[Rows from a figure dataset]
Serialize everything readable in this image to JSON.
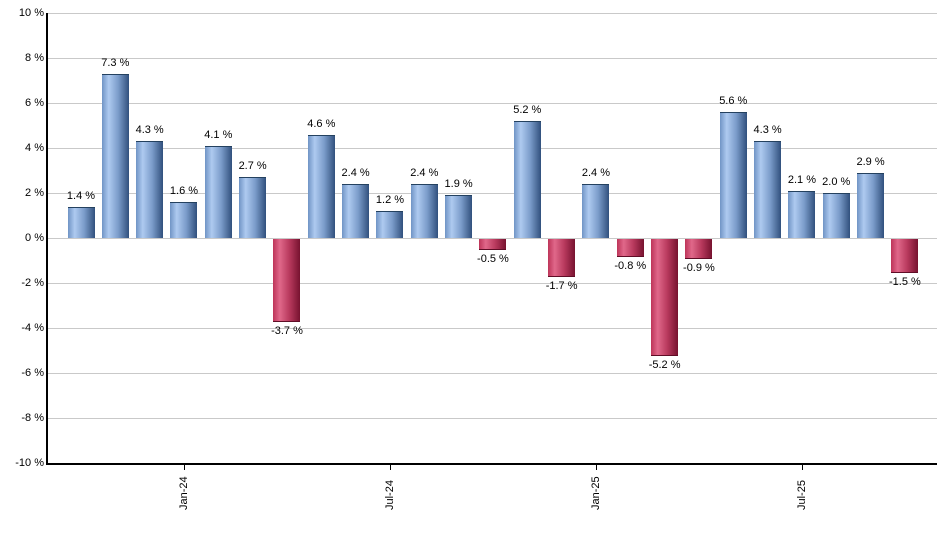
{
  "chart_data": {
    "type": "bar",
    "title": "",
    "xlabel": "",
    "ylabel": "",
    "unit": "%",
    "ylim": [
      -10,
      10
    ],
    "grid": "horizontal",
    "legend": "none",
    "values": [
      1.4,
      7.3,
      4.3,
      1.6,
      4.1,
      2.7,
      -3.7,
      4.6,
      2.4,
      1.2,
      2.4,
      1.9,
      -0.5,
      5.2,
      -1.7,
      2.4,
      -0.8,
      -5.2,
      -0.9,
      5.6,
      4.3,
      2.1,
      2.0,
      2.9,
      -1.5
    ],
    "bar_labels": [
      "1.4 %",
      "7.3 %",
      "4.3 %",
      "1.6 %",
      "4.1 %",
      "2.7 %",
      "-3.7 %",
      "4.6 %",
      "2.4 %",
      "1.2 %",
      "2.4 %",
      "1.9 %",
      "-0.5 %",
      "5.2 %",
      "-1.7 %",
      "2.4 %",
      "-0.8 %",
      "-5.2 %",
      "-0.9 %",
      "5.6 %",
      "4.3 %",
      "2.1 %",
      "2.0 %",
      "2.9 %",
      "-1.5 %"
    ],
    "x_ticks": [
      {
        "index": 3,
        "label": "Jan-24"
      },
      {
        "index": 9,
        "label": "Jul-24"
      },
      {
        "index": 15,
        "label": "Jan-25"
      },
      {
        "index": 21,
        "label": "Jul-25"
      }
    ],
    "y_ticks": [
      {
        "value": 10,
        "label": "10 %"
      },
      {
        "value": 8,
        "label": "8 %"
      },
      {
        "value": 6,
        "label": "6 %"
      },
      {
        "value": 4,
        "label": "4 %"
      },
      {
        "value": 2,
        "label": "2 %"
      },
      {
        "value": 0,
        "label": "0 %"
      },
      {
        "value": -2,
        "label": "-2 %"
      },
      {
        "value": -4,
        "label": "-4 %"
      },
      {
        "value": -6,
        "label": "-6 %"
      },
      {
        "value": -8,
        "label": "-8 %"
      },
      {
        "value": -10,
        "label": "-10 %"
      }
    ],
    "colors": {
      "positive_edge": "#7094c5",
      "positive_highlight": "#aecaf0",
      "positive_mid": "#7b9cca",
      "positive_dark": "#31507d",
      "positive_border": "#24415f",
      "negative_edge": "#bd3459",
      "negative_highlight": "#e0688a",
      "negative_mid": "#b93a5e",
      "negative_dark": "#77122f",
      "negative_border": "#5f0d26",
      "gridline": "#c9c9c9",
      "axis": "#000000",
      "text": "#000000",
      "background": "#ffffff"
    }
  }
}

Short problem
Write out the entries above verbatim; the pictures do not belong in your copy.

Exercise answer
Serialize everything readable in this image to JSON.
{
  "chart_data": {
    "type": "bar",
    "title": "",
    "xlabel": "",
    "ylabel": "",
    "unit": "%",
    "ylim": [
      -10,
      10
    ],
    "grid": "horizontal",
    "legend": "none",
    "values": [
      1.4,
      7.3,
      4.3,
      1.6,
      4.1,
      2.7,
      -3.7,
      4.6,
      2.4,
      1.2,
      2.4,
      1.9,
      -0.5,
      5.2,
      -1.7,
      2.4,
      -0.8,
      -5.2,
      -0.9,
      5.6,
      4.3,
      2.1,
      2.0,
      2.9,
      -1.5
    ],
    "bar_labels": [
      "1.4 %",
      "7.3 %",
      "4.3 %",
      "1.6 %",
      "4.1 %",
      "2.7 %",
      "-3.7 %",
      "4.6 %",
      "2.4 %",
      "1.2 %",
      "2.4 %",
      "1.9 %",
      "-0.5 %",
      "5.2 %",
      "-1.7 %",
      "2.4 %",
      "-0.8 %",
      "-5.2 %",
      "-0.9 %",
      "5.6 %",
      "4.3 %",
      "2.1 %",
      "2.0 %",
      "2.9 %",
      "-1.5 %"
    ],
    "x_ticks": [
      {
        "index": 3,
        "label": "Jan-24"
      },
      {
        "index": 9,
        "label": "Jul-24"
      },
      {
        "index": 15,
        "label": "Jan-25"
      },
      {
        "index": 21,
        "label": "Jul-25"
      }
    ],
    "y_ticks": [
      {
        "value": 10,
        "label": "10 %"
      },
      {
        "value": 8,
        "label": "8 %"
      },
      {
        "value": 6,
        "label": "6 %"
      },
      {
        "value": 4,
        "label": "4 %"
      },
      {
        "value": 2,
        "label": "2 %"
      },
      {
        "value": 0,
        "label": "0 %"
      },
      {
        "value": -2,
        "label": "-2 %"
      },
      {
        "value": -4,
        "label": "-4 %"
      },
      {
        "value": -6,
        "label": "-6 %"
      },
      {
        "value": -8,
        "label": "-8 %"
      },
      {
        "value": -10,
        "label": "-10 %"
      }
    ],
    "colors": {
      "positive_edge": "#7094c5",
      "positive_highlight": "#aecaf0",
      "positive_mid": "#7b9cca",
      "positive_dark": "#31507d",
      "positive_border": "#24415f",
      "negative_edge": "#bd3459",
      "negative_highlight": "#e0688a",
      "negative_mid": "#b93a5e",
      "negative_dark": "#77122f",
      "negative_border": "#5f0d26",
      "gridline": "#c9c9c9",
      "axis": "#000000",
      "text": "#000000",
      "background": "#ffffff"
    }
  }
}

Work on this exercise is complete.